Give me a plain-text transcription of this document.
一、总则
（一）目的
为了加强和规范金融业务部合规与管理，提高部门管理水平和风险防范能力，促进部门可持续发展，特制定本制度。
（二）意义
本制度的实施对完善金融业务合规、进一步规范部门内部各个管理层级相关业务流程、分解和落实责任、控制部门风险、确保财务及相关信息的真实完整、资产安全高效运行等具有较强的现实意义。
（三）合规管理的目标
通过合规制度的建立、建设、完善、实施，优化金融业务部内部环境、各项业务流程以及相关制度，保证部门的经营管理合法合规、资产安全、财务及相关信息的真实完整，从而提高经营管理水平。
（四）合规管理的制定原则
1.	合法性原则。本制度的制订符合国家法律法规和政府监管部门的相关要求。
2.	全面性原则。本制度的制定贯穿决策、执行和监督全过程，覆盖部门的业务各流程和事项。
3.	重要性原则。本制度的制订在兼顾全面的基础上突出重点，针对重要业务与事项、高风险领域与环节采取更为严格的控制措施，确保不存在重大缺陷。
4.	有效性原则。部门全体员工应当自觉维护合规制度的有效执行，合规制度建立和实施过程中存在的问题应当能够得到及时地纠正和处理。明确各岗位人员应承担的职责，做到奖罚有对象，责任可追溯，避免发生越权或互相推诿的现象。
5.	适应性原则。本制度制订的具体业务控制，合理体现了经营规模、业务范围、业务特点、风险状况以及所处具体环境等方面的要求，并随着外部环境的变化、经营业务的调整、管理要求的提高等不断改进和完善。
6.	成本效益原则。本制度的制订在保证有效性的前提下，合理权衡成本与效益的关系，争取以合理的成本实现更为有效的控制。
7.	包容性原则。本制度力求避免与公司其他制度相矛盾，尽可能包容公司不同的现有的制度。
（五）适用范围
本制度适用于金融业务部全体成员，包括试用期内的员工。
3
################
Aim :: Above are the records; retype every one exactly.

Written answer ::
Give me a plain-text transcription of this document.
一、总则
（一）目的
为了加强和规范金融业务部合规与管理，提高部门管理水平和风险防范能力，促进部门可持续发展，特制定本制度。
（二）意义
本制度的实施对完善金融业务合规、进一步规范部门内部各个管理层级相关业务流程、分解和落实责任、控制部门风险、确保财务及相关信息的真实完整、资产安全高效运行等具有较强的现实意义。
（三）合规管理的目标
通过合规制度的建立、建设、完善、实施，优化金融业务部内部环境、各项业务流程以及相关制度，保证部门的经营管理合法合规、资产安全、财务及相关信息的真实完整，从而提高经营管理水平。
（四）合规管理的制定原则
1.	合法性原则。本制度的制订符合国家法律法规和政府监管部门的相关要求。
2.	全面性原则。本制度的制定贯穿决策、执行和监督全过程，覆盖部门的业务各流程和事项。
3.	重要性原则。本制度的制订在兼顾全面的基础上突出重点，针对重要业务与事项、高风险领域与环节采取更为严格的控制措施，确保不存在重大缺陷。
4.	有效性原则。部门全体员工应当自觉维护合规制度的有效执行，合规制度建立和实施过程中存在的问题应当能够得到及时地纠正和处理。明确各岗位人员应承担的职责，做到奖罚有对象，责任可追溯，避免发生越权或互相推诿的现象。
5.	适应性原则。本制度制订的具体业务控制，合理体现了经营规模、业务范围、业务特点、风险状况以及所处具体环境等方面的要求，并随着外部环境的变化、经营业务的调整、管理要求的提高等不断改进和完善。
6.	成本效益原则。本制度的制订在保证有效性的前提下，合理权衡成本与效益的关系，争取以合理的成本实现更为有效的控制。
7.	包容性原则。本制度力求避免与公司其他制度相矛盾，尽可能包容公司不同的现有的制度。
（五）适用范围
本制度适用于金融业务部全体成员，包括试用期内的员工。
3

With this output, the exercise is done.